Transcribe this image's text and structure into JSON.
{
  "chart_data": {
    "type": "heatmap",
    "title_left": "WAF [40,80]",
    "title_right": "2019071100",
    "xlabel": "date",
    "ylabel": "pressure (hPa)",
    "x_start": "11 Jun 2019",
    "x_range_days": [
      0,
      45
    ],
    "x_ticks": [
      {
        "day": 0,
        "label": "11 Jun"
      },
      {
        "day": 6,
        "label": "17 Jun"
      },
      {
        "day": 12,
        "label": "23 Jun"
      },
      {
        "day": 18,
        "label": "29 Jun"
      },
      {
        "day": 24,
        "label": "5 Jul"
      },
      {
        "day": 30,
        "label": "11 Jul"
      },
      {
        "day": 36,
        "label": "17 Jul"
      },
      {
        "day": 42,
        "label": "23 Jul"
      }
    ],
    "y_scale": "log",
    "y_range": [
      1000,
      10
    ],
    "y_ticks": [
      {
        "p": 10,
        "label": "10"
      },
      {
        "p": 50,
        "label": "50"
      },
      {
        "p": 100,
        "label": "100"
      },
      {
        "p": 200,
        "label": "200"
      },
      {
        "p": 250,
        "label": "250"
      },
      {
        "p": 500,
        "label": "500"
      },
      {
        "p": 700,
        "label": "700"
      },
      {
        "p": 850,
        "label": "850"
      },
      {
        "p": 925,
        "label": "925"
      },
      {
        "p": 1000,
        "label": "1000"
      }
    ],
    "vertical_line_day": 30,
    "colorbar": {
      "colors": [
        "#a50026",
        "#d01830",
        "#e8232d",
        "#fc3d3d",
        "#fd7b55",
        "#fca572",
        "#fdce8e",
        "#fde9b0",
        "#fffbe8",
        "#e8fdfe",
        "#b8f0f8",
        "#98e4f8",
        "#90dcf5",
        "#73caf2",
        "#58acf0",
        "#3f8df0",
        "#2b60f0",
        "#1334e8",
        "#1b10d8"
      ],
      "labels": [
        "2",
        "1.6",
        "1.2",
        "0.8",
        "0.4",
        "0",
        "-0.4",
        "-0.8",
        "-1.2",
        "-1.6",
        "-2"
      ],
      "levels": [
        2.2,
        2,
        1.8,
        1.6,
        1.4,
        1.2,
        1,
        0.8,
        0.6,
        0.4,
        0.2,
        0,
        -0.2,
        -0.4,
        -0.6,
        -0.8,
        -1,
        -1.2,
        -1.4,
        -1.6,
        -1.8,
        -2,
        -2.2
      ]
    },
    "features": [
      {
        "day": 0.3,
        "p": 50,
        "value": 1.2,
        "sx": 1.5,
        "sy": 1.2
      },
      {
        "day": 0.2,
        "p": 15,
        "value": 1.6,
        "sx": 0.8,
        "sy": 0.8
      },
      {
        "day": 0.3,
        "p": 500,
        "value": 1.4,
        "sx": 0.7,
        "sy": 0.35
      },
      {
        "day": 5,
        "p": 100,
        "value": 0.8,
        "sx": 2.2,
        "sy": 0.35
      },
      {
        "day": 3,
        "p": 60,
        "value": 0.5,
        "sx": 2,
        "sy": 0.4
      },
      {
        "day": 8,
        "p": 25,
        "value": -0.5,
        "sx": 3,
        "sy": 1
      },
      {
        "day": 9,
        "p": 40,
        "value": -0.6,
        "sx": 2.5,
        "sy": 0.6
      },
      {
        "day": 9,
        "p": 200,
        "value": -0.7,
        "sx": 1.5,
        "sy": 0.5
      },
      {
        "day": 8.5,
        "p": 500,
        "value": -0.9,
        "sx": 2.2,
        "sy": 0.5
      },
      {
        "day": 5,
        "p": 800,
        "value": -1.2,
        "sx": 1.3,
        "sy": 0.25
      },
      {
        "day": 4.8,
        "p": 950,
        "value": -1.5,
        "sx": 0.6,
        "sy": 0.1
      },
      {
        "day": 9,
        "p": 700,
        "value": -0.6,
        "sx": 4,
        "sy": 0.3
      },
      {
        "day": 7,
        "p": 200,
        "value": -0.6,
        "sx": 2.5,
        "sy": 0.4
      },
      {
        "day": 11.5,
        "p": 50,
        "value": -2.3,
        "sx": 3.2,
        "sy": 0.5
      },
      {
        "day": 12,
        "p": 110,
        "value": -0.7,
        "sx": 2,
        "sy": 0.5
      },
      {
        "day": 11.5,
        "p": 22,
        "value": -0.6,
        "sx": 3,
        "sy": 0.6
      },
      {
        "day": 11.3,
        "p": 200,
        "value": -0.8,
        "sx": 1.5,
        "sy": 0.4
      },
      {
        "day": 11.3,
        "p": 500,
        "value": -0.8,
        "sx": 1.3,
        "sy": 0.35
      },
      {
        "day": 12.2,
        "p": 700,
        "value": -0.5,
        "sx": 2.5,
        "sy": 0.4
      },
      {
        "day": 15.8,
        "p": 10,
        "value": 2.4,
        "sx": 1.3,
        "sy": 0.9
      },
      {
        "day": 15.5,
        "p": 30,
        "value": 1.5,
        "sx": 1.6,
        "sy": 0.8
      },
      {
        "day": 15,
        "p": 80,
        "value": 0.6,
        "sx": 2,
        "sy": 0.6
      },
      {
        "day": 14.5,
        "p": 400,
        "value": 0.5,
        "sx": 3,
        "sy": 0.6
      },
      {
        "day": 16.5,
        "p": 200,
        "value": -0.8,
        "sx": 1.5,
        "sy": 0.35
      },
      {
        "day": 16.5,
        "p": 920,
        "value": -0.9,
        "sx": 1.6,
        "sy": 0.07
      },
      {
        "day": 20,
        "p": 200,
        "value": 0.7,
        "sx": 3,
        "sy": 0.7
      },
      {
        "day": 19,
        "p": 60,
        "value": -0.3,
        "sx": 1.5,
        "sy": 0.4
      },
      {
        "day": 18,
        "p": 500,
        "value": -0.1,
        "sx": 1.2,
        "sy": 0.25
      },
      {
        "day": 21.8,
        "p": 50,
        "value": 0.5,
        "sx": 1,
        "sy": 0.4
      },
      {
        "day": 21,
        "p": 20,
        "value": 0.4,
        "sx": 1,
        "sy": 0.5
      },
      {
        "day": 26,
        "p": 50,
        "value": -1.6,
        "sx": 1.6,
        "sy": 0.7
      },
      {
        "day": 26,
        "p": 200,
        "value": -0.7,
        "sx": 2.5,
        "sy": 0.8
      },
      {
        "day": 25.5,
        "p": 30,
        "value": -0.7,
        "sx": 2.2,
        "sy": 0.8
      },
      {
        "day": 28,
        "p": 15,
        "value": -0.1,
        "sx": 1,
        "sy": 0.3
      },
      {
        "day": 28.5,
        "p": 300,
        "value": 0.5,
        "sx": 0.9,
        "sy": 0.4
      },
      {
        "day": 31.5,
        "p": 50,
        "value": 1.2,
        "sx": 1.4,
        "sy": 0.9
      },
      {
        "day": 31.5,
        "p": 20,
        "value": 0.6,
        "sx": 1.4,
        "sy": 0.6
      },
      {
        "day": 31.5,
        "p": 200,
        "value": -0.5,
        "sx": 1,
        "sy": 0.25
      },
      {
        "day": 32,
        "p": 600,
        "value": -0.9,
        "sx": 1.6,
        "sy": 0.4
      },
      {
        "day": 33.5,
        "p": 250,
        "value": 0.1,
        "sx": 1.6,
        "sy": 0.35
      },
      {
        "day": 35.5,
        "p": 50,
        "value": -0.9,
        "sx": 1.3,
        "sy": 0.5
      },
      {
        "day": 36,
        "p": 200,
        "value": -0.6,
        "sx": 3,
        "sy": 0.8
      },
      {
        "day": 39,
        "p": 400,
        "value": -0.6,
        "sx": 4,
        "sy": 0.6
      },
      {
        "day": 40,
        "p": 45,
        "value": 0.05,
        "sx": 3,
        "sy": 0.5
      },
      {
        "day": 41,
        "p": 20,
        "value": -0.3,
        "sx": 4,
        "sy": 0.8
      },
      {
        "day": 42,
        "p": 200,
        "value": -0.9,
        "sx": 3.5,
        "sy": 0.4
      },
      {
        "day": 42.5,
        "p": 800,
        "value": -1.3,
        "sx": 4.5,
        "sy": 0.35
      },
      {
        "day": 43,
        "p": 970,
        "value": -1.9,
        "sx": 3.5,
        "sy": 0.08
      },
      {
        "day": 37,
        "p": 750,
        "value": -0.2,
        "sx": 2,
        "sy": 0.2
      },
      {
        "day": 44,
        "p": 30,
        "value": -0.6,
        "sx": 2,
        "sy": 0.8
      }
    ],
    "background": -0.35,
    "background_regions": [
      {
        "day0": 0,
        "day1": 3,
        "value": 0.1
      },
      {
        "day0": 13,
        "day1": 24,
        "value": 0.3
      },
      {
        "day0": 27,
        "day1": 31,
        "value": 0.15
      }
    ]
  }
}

# # # # # # #

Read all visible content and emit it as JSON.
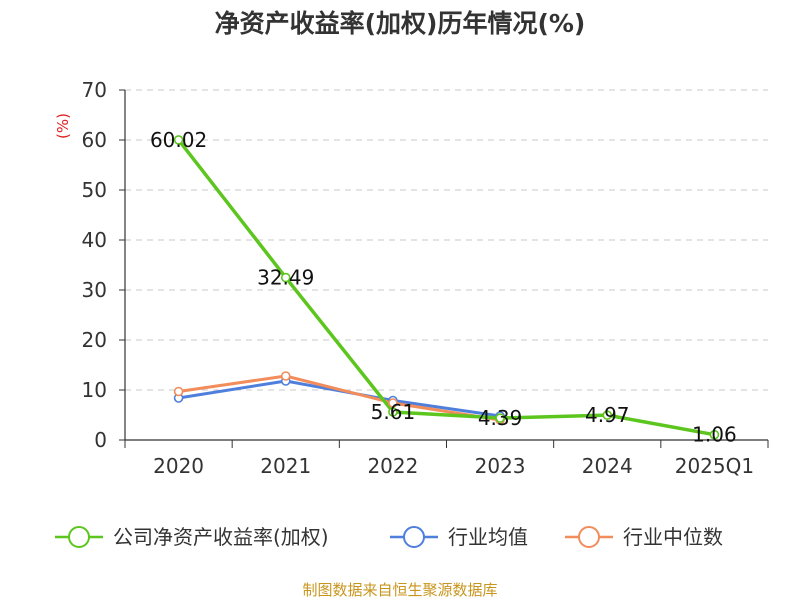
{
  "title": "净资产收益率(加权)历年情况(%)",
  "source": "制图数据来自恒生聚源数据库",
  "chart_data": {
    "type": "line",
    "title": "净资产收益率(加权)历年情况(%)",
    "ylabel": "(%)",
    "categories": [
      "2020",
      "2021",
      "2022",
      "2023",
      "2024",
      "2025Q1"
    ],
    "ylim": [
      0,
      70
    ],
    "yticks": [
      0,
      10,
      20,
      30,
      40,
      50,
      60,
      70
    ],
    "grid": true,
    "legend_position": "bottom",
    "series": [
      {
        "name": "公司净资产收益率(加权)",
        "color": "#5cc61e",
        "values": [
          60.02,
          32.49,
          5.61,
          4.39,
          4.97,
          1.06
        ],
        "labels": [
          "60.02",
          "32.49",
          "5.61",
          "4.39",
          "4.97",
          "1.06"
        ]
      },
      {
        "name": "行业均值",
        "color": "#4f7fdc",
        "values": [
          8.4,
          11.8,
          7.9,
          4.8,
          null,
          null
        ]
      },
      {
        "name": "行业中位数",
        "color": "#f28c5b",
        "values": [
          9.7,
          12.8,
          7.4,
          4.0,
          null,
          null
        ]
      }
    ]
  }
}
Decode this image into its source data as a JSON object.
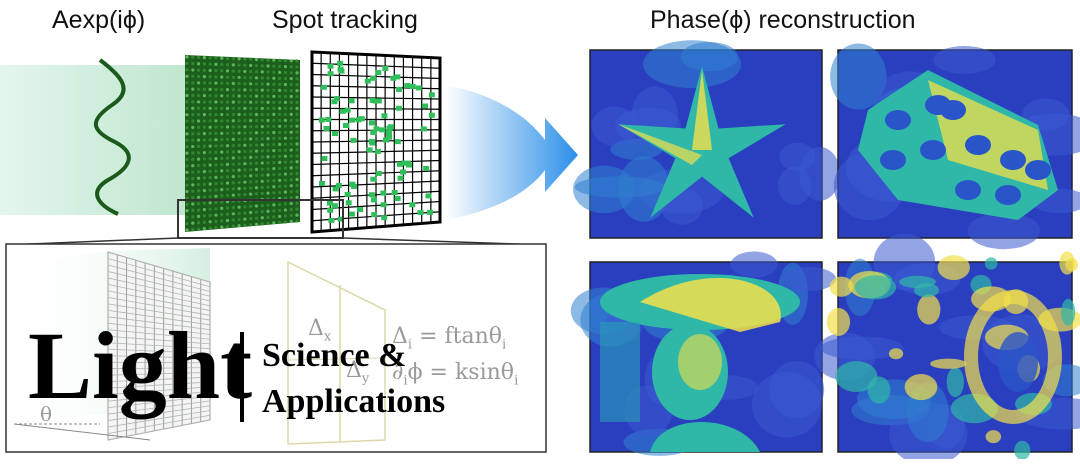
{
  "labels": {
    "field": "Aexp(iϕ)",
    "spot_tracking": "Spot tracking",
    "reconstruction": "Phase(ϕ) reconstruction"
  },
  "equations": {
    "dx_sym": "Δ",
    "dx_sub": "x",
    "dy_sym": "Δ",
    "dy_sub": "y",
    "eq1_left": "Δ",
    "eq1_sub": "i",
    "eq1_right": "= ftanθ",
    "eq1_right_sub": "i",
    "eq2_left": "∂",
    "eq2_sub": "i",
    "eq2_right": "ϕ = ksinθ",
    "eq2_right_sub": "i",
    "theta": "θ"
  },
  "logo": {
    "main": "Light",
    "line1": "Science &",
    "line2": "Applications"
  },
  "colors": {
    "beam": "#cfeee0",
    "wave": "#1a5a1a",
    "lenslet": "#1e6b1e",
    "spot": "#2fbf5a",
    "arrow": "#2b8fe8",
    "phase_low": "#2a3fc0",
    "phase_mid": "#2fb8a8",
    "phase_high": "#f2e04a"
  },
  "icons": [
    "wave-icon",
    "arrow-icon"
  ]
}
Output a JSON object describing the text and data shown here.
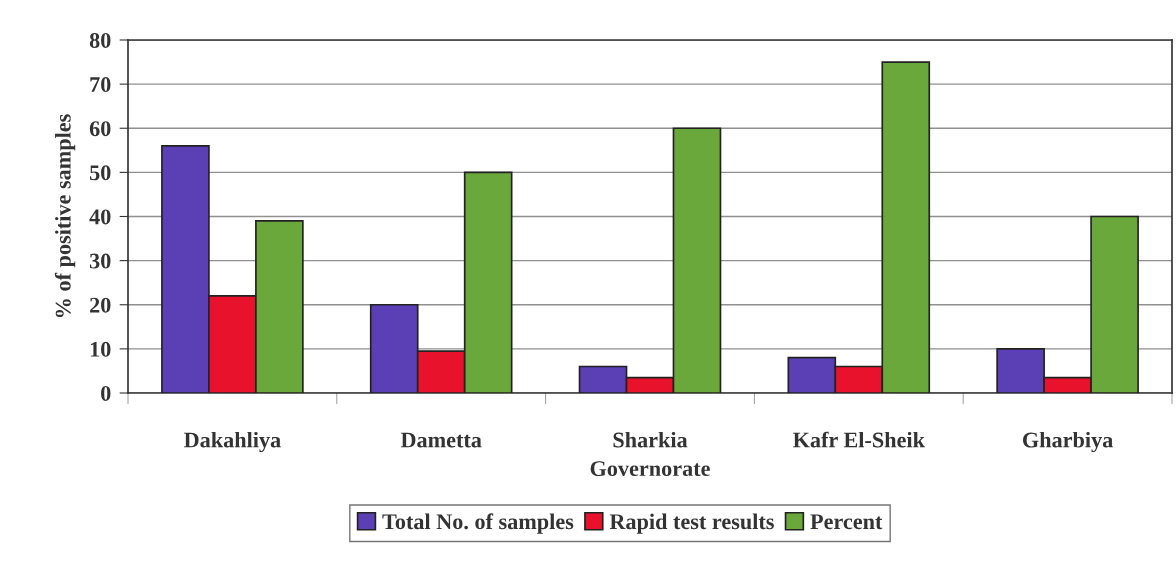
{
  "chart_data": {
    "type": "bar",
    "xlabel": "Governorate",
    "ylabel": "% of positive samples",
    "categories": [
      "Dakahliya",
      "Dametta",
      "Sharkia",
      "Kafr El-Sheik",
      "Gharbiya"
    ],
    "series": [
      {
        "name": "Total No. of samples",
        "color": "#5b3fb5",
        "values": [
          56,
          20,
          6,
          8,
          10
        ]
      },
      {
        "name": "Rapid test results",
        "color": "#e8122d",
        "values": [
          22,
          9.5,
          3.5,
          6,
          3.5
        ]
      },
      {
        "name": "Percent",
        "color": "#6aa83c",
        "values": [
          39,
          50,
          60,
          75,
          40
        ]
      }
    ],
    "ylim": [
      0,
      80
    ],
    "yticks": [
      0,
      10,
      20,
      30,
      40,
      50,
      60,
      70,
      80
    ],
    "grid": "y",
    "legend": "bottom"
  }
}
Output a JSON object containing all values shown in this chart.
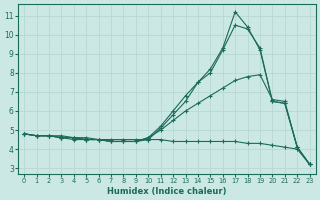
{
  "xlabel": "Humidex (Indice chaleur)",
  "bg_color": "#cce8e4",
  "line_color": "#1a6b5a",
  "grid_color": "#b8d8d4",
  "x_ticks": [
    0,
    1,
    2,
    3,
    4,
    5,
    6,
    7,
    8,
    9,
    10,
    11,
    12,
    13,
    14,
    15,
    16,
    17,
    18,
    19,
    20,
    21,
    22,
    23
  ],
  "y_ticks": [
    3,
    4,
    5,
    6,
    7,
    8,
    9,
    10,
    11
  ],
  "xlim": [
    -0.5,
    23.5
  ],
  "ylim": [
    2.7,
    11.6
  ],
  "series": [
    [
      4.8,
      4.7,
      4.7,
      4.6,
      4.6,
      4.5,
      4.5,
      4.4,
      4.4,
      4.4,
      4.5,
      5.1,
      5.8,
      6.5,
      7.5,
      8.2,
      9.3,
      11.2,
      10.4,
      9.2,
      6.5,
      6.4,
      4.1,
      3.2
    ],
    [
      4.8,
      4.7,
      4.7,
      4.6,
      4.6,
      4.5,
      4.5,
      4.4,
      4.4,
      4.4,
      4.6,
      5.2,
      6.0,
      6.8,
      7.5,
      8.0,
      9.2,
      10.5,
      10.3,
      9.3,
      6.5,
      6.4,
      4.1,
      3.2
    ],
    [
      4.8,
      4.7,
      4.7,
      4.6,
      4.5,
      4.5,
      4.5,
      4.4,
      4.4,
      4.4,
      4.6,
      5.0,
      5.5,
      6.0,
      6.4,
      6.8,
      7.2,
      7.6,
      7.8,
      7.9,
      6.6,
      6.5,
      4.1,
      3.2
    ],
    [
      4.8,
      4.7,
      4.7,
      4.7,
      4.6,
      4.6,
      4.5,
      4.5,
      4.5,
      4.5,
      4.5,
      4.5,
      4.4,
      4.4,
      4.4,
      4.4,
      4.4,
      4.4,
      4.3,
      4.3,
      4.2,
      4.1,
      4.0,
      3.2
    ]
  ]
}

# # # # # # #

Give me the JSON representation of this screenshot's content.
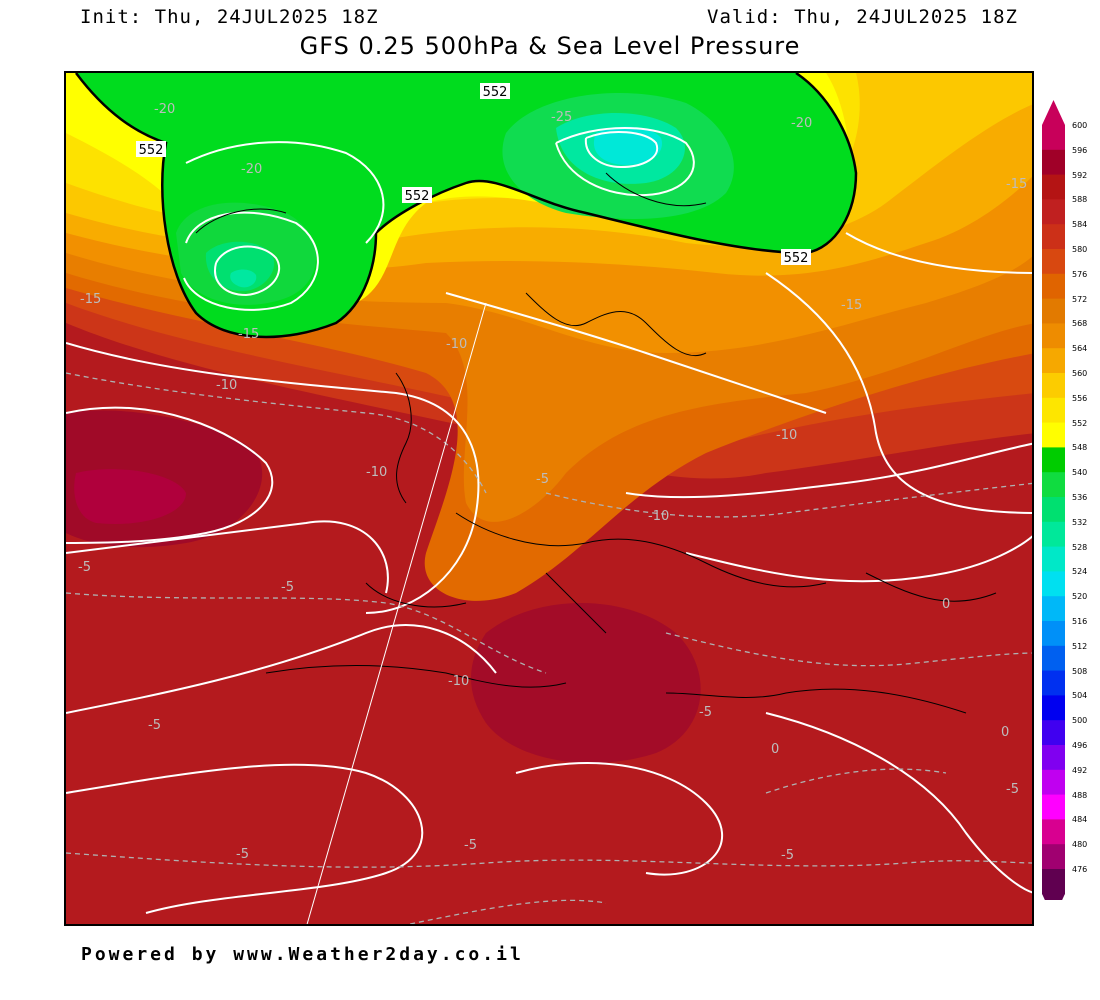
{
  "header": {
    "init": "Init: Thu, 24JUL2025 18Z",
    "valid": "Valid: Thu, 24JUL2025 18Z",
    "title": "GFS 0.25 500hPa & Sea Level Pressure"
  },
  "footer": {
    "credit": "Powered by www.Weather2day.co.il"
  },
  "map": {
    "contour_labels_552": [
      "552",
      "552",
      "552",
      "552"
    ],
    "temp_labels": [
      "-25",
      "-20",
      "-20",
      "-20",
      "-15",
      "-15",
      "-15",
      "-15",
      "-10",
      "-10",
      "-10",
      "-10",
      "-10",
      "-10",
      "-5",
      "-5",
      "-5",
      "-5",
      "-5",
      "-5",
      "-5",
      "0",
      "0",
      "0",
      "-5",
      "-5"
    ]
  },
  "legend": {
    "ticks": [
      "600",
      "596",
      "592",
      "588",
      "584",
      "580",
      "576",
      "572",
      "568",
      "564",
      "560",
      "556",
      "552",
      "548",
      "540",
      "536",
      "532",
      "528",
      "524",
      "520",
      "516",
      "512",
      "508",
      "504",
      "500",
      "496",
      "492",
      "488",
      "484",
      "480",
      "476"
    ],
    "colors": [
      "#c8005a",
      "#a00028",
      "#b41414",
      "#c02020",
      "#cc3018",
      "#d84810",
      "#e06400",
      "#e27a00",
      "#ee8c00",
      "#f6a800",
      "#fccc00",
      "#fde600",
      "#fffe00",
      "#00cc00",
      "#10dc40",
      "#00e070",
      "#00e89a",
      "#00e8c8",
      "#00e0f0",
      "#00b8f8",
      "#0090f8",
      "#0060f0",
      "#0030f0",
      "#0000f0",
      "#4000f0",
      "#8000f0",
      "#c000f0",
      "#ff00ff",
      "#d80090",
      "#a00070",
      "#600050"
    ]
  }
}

# # # # # # #

_Task description_
Tally the lines in the entries above that hold the word "shown". Reply with nothing but that count.

_Final result_
2